Data entries:

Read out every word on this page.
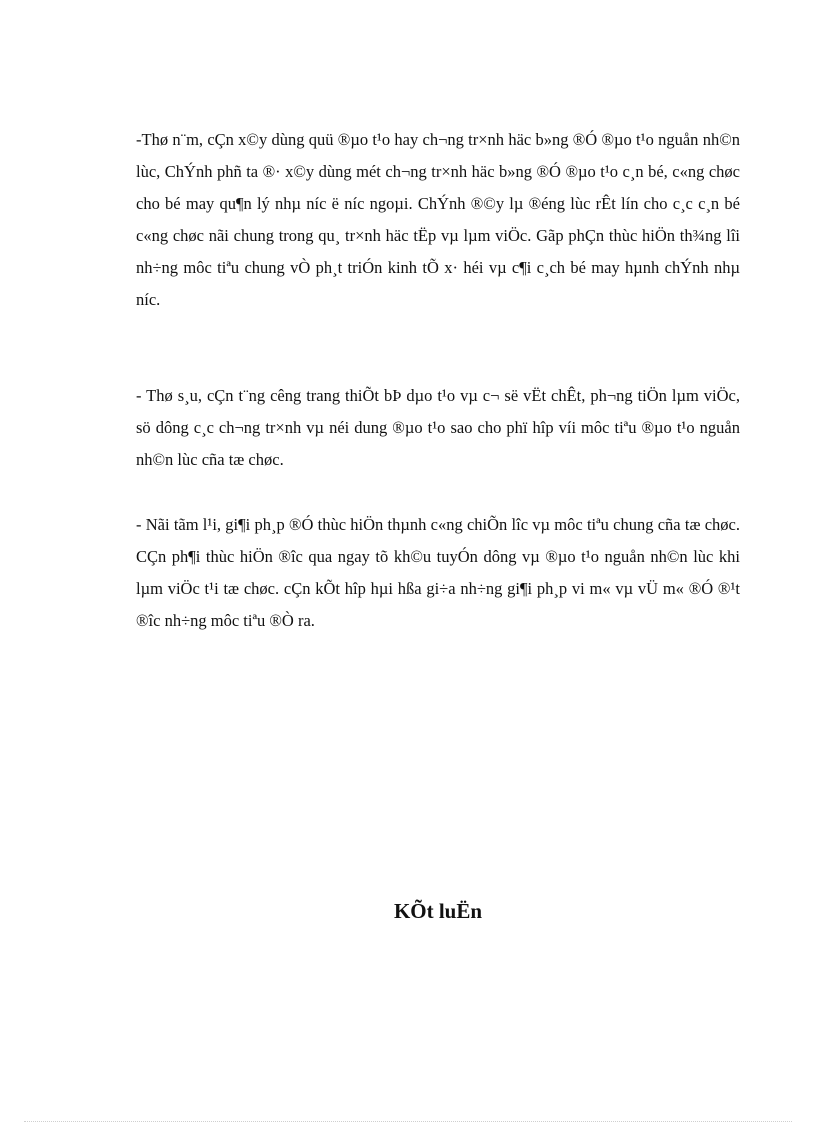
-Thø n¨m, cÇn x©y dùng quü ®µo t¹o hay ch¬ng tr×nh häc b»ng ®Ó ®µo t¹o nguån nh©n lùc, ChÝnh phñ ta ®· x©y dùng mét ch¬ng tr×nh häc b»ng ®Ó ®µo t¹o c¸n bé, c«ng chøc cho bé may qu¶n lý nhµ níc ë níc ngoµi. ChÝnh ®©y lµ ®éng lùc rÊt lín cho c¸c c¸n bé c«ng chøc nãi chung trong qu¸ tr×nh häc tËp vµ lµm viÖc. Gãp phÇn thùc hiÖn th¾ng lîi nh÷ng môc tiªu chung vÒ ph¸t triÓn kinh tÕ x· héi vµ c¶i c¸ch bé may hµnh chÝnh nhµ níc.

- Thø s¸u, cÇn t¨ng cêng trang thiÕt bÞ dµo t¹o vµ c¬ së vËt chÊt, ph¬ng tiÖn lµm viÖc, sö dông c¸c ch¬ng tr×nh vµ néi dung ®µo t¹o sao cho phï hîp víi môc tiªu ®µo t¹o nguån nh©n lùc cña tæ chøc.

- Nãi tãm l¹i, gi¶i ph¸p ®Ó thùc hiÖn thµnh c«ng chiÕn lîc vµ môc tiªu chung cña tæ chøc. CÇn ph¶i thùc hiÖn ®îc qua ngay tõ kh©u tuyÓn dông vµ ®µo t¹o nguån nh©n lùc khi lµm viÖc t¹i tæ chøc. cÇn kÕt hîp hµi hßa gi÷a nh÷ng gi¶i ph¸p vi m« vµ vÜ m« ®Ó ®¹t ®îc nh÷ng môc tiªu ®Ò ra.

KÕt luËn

==

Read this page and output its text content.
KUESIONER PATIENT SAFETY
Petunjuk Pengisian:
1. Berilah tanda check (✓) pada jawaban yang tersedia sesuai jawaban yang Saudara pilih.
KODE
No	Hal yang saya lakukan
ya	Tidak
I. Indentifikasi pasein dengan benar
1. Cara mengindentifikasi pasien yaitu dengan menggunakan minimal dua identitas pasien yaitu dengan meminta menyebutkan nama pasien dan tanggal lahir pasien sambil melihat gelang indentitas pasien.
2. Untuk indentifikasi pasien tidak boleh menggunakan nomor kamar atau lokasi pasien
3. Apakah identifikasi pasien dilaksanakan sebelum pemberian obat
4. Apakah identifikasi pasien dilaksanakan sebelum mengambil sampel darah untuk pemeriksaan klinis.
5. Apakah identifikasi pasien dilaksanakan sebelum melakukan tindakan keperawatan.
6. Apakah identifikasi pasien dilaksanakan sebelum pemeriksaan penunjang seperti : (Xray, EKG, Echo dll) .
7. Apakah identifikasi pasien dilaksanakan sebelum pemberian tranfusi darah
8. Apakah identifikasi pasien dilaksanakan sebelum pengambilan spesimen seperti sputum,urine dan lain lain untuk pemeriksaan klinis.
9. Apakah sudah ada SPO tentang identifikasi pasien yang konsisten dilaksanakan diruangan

SHORT TASK: Within the records, how many lines include "this"? The answer is the number and nothing else.

SOLUTION TO THE PROBLEM: 2